## Extracted data entries
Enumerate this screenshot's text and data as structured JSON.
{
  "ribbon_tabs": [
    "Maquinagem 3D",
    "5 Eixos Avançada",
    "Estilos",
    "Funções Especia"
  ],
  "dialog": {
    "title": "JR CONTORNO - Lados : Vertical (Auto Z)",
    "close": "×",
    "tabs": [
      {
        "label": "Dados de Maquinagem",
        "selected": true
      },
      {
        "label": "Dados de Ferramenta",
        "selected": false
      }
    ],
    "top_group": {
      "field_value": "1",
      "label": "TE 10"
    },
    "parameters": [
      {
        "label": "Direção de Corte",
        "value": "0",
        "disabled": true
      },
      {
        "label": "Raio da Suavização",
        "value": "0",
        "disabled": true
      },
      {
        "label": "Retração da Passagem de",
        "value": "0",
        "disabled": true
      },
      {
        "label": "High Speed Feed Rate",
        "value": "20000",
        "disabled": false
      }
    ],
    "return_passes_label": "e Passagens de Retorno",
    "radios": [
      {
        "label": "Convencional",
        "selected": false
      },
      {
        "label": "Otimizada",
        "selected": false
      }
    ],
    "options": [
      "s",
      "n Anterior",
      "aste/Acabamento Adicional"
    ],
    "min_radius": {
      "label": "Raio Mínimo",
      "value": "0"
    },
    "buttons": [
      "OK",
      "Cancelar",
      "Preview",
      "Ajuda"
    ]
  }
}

## WHAT TO DO
Give the number of lines in the listing above that hold the string "Maquinagem", with nothing else.

## SOLUTION BELOW
2